● **WHAT THIS TASK INVOLVES**
Within the material below, find each line bearing the word "subtitle" and present it.

● **SUPPLIED ENTRIES**
>>>

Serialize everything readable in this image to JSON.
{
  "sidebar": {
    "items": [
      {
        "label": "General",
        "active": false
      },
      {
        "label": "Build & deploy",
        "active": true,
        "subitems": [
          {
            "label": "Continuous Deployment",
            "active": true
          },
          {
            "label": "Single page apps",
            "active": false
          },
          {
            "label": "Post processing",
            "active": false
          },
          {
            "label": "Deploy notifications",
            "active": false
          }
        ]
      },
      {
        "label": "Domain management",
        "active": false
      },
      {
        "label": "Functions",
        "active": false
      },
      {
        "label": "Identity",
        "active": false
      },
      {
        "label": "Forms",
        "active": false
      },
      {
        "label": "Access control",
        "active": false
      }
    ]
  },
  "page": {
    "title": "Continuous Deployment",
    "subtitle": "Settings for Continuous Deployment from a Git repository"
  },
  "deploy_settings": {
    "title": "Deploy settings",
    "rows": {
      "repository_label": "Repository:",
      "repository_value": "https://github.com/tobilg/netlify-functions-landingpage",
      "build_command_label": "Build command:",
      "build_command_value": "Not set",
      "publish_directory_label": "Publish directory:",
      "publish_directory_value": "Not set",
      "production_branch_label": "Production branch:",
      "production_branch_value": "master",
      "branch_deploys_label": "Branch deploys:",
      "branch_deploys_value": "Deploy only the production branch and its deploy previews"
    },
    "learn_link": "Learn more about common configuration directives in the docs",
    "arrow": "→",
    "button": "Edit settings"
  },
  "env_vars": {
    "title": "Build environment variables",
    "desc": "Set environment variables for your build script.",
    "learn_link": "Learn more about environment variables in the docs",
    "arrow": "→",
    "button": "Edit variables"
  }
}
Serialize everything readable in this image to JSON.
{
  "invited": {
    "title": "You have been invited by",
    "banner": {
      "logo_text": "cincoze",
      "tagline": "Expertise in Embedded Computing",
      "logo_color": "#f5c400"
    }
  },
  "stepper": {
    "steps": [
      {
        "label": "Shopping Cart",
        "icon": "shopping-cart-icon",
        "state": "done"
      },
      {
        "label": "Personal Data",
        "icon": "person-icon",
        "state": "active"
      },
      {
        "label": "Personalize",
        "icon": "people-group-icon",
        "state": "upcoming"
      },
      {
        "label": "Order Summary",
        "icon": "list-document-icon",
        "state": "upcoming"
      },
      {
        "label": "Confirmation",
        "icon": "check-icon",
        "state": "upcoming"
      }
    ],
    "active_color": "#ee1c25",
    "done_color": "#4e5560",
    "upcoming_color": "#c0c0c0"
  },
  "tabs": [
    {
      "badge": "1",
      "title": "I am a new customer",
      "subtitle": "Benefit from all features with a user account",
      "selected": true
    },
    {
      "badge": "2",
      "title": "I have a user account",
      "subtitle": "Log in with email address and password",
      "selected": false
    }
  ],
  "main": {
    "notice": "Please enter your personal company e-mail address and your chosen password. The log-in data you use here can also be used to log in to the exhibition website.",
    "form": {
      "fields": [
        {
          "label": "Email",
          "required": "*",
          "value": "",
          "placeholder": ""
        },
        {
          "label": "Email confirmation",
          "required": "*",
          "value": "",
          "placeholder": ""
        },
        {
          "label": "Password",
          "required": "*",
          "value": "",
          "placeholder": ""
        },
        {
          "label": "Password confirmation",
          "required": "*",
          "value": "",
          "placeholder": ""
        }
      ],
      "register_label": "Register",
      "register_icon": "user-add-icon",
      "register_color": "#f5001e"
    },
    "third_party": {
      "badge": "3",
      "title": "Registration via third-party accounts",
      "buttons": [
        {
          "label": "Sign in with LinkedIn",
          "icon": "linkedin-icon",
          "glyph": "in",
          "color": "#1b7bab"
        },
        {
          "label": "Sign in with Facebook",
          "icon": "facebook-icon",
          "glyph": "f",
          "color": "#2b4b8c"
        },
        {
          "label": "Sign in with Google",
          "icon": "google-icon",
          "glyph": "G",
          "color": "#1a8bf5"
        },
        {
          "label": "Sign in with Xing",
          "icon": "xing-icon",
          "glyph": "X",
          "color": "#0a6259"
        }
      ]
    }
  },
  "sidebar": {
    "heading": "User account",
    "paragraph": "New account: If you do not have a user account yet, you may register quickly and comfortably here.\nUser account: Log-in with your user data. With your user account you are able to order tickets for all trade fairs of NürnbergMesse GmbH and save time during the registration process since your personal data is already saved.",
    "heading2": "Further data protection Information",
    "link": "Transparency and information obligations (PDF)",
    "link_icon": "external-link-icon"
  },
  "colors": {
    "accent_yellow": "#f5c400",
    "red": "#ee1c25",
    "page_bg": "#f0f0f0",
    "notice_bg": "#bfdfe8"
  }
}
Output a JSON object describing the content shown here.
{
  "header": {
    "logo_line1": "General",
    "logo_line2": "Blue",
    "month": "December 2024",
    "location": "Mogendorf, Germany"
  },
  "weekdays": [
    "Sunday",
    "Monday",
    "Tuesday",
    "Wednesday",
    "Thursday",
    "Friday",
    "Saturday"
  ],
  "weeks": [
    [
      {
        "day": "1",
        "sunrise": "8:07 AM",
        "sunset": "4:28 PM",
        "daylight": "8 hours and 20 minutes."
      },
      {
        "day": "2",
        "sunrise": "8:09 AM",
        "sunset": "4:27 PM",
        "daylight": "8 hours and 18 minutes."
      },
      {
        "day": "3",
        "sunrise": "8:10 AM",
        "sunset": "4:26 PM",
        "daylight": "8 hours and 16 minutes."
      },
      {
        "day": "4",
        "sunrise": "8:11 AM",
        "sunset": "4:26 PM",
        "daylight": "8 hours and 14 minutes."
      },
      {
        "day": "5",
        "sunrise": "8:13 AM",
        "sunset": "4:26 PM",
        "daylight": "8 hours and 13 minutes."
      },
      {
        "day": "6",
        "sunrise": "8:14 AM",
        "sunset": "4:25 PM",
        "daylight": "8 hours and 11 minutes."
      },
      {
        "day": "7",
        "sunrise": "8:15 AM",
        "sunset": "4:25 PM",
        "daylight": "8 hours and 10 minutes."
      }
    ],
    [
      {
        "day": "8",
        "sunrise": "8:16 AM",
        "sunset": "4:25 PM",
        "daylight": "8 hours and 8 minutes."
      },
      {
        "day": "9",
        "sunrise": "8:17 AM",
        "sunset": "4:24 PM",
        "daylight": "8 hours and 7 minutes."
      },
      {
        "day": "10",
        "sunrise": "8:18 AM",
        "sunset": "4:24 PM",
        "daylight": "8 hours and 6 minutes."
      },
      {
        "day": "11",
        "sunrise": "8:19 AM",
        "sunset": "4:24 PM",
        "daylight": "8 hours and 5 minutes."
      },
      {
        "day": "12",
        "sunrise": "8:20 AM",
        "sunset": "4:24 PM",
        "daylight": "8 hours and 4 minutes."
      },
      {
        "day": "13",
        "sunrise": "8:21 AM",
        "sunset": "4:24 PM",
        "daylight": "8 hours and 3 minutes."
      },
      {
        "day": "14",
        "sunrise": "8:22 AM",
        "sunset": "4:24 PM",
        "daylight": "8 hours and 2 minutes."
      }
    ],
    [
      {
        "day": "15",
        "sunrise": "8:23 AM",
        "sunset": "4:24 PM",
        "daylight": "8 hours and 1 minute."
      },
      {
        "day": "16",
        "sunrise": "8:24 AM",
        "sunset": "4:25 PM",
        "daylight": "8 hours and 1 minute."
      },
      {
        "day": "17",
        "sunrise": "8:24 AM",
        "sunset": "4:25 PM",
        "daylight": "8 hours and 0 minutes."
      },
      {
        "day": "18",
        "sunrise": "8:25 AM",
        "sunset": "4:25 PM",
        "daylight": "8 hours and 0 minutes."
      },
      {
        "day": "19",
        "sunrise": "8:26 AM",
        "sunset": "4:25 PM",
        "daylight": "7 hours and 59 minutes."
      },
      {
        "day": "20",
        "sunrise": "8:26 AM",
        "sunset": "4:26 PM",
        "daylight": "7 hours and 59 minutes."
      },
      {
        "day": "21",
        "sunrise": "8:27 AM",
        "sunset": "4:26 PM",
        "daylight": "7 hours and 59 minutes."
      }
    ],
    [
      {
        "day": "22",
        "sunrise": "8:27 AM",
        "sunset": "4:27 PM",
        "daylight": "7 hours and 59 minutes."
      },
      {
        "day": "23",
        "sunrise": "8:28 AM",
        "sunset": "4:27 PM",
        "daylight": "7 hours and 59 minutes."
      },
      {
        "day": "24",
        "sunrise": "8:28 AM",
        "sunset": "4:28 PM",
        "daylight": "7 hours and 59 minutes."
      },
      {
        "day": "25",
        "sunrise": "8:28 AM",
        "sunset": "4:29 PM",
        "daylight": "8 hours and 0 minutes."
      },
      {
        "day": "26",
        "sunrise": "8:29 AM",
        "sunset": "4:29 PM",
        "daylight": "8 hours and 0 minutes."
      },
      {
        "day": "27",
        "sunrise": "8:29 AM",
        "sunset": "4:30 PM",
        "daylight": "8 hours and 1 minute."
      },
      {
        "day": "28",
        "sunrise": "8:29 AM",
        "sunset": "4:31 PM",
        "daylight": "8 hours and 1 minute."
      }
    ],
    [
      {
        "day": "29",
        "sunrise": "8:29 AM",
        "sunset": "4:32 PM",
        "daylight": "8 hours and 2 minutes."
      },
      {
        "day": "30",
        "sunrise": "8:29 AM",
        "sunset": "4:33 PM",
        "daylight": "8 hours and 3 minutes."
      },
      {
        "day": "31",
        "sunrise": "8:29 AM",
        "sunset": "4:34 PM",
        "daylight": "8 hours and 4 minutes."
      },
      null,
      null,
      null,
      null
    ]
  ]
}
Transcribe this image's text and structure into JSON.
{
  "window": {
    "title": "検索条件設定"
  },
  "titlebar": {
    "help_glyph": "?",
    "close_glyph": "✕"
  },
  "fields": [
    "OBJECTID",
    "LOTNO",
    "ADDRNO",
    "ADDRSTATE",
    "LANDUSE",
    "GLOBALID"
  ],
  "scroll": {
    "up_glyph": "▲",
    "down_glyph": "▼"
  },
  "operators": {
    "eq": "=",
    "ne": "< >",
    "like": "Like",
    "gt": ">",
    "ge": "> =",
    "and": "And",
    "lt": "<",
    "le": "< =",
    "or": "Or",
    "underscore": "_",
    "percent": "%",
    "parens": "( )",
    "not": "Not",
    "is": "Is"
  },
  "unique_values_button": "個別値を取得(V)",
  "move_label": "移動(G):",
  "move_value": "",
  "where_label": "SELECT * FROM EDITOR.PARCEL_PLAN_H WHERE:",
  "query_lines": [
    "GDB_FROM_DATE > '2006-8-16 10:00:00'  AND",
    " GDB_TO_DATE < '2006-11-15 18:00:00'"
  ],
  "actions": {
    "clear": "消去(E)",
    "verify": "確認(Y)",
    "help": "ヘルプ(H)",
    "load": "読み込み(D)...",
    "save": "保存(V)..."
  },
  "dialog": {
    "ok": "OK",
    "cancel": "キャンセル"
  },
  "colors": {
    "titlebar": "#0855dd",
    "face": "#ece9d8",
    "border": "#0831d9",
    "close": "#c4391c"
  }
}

<<<

● **RESULT FOR THIS TASK**
    "subtitle": "Settings for Continuous Deployment from a Git repository"
      "subtitle": "Benefit from all features with a user account",
      "subtitle": "Log in with email address and password",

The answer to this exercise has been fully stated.